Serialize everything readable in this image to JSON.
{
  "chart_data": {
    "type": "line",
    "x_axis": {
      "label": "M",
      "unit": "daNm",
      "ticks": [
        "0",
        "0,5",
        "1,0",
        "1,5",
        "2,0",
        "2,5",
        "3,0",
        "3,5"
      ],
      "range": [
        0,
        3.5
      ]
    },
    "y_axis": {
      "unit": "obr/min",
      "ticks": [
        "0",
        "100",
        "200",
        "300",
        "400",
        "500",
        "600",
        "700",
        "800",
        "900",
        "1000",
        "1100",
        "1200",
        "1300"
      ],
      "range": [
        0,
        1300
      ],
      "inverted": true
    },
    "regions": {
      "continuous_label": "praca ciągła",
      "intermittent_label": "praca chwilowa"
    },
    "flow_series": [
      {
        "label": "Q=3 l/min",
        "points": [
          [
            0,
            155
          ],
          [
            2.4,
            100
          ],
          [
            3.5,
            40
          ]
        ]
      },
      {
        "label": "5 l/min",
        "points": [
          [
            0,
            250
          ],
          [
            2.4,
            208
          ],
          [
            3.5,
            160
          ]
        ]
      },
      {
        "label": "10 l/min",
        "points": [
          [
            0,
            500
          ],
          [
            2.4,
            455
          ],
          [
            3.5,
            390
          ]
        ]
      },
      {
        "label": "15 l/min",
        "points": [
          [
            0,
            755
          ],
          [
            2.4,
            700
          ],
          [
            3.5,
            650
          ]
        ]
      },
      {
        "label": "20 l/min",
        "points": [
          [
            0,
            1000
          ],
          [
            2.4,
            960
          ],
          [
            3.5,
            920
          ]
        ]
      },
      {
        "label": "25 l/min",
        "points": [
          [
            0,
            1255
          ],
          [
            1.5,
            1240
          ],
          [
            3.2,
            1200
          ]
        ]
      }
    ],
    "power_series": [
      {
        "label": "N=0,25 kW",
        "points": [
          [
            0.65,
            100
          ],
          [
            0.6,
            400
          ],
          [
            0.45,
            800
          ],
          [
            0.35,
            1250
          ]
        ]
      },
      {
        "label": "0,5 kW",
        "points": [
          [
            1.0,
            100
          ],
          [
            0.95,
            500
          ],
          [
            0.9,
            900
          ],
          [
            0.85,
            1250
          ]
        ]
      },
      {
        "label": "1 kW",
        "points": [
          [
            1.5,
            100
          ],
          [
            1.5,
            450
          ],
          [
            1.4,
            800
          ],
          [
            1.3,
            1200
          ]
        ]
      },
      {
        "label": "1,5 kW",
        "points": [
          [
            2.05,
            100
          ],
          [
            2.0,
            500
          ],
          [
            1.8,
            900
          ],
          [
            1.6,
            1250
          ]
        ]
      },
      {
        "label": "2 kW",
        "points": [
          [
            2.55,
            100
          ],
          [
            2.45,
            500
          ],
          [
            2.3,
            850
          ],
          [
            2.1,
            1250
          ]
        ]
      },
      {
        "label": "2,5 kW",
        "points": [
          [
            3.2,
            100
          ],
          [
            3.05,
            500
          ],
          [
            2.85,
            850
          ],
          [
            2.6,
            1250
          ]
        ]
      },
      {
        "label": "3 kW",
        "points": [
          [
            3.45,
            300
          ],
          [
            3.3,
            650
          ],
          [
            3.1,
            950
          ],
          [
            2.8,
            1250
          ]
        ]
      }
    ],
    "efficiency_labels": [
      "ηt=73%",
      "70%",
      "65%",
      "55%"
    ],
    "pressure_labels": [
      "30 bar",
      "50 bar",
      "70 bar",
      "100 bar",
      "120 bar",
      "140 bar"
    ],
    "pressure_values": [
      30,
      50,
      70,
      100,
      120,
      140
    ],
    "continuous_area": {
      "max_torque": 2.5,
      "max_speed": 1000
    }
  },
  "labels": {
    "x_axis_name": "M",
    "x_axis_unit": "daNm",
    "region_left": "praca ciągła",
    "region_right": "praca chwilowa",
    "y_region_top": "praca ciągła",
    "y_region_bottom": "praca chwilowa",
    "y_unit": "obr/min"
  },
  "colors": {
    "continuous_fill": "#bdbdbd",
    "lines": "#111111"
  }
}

▶ [WHAT IS BEING ASKED]
Extract each line of the listing above, copying it word for word.

▶ [ANSWER FOR THE TASK]
Serialize everything readable in this image to JSON.
{
  "chart_data": {
    "type": "line",
    "x_axis": {
      "label": "M",
      "unit": "daNm",
      "ticks": [
        "0",
        "0,5",
        "1,0",
        "1,5",
        "2,0",
        "2,5",
        "3,0",
        "3,5"
      ],
      "range": [
        0,
        3.5
      ]
    },
    "y_axis": {
      "unit": "obr/min",
      "ticks": [
        "0",
        "100",
        "200",
        "300",
        "400",
        "500",
        "600",
        "700",
        "800",
        "900",
        "1000",
        "1100",
        "1200",
        "1300"
      ],
      "range": [
        0,
        1300
      ],
      "inverted": true
    },
    "regions": {
      "continuous_label": "praca ciągła",
      "intermittent_label": "praca chwilowa"
    },
    "flow_series": [
      {
        "label": "Q=3 l/min",
        "points": [
          [
            0,
            155
          ],
          [
            2.4,
            100
          ],
          [
            3.5,
            40
          ]
        ]
      },
      {
        "label": "5 l/min",
        "points": [
          [
            0,
            250
          ],
          [
            2.4,
            208
          ],
          [
            3.5,
            160
          ]
        ]
      },
      {
        "label": "10 l/min",
        "points": [
          [
            0,
            500
          ],
          [
            2.4,
            455
          ],
          [
            3.5,
            390
          ]
        ]
      },
      {
        "label": "15 l/min",
        "points": [
          [
            0,
            755
          ],
          [
            2.4,
            700
          ],
          [
            3.5,
            650
          ]
        ]
      },
      {
        "label": "20 l/min",
        "points": [
          [
            0,
            1000
          ],
          [
            2.4,
            960
          ],
          [
            3.5,
            920
          ]
        ]
      },
      {
        "label": "25 l/min",
        "points": [
          [
            0,
            1255
          ],
          [
            1.5,
            1240
          ],
          [
            3.2,
            1200
          ]
        ]
      }
    ],
    "power_series": [
      {
        "label": "N=0,25 kW",
        "points": [
          [
            0.65,
            100
          ],
          [
            0.6,
            400
          ],
          [
            0.45,
            800
          ],
          [
            0.35,
            1250
          ]
        ]
      },
      {
        "label": "0,5 kW",
        "points": [
          [
            1.0,
            100
          ],
          [
            0.95,
            500
          ],
          [
            0.9,
            900
          ],
          [
            0.85,
            1250
          ]
        ]
      },
      {
        "label": "1 kW",
        "points": [
          [
            1.5,
            100
          ],
          [
            1.5,
            450
          ],
          [
            1.4,
            800
          ],
          [
            1.3,
            1200
          ]
        ]
      },
      {
        "label": "1,5 kW",
        "points": [
          [
            2.05,
            100
          ],
          [
            2.0,
            500
          ],
          [
            1.8,
            900
          ],
          [
            1.6,
            1250
          ]
        ]
      },
      {
        "label": "2 kW",
        "points": [
          [
            2.55,
            100
          ],
          [
            2.45,
            500
          ],
          [
            2.3,
            850
          ],
          [
            2.1,
            1250
          ]
        ]
      },
      {
        "label": "2,5 kW",
        "points": [
          [
            3.2,
            100
          ],
          [
            3.05,
            500
          ],
          [
            2.85,
            850
          ],
          [
            2.6,
            1250
          ]
        ]
      },
      {
        "label": "3 kW",
        "points": [
          [
            3.45,
            300
          ],
          [
            3.3,
            650
          ],
          [
            3.1,
            950
          ],
          [
            2.8,
            1250
          ]
        ]
      }
    ],
    "efficiency_labels": [
      "ηt=73%",
      "70%",
      "65%",
      "55%"
    ],
    "pressure_labels": [
      "30 bar",
      "50 bar",
      "70 bar",
      "100 bar",
      "120 bar",
      "140 bar"
    ],
    "pressure_values": [
      30,
      50,
      70,
      100,
      120,
      140
    ],
    "continuous_area": {
      "max_torque": 2.5,
      "max_speed": 1000
    }
  },
  "labels": {
    "x_axis_name": "M",
    "x_axis_unit": "daNm",
    "region_left": "praca ciągła",
    "region_right": "praca chwilowa",
    "y_region_top": "praca ciągła",
    "y_region_bottom": "praca chwilowa",
    "y_unit": "obr/min"
  },
  "colors": {
    "continuous_fill": "#bdbdbd",
    "lines": "#111111"
  }
}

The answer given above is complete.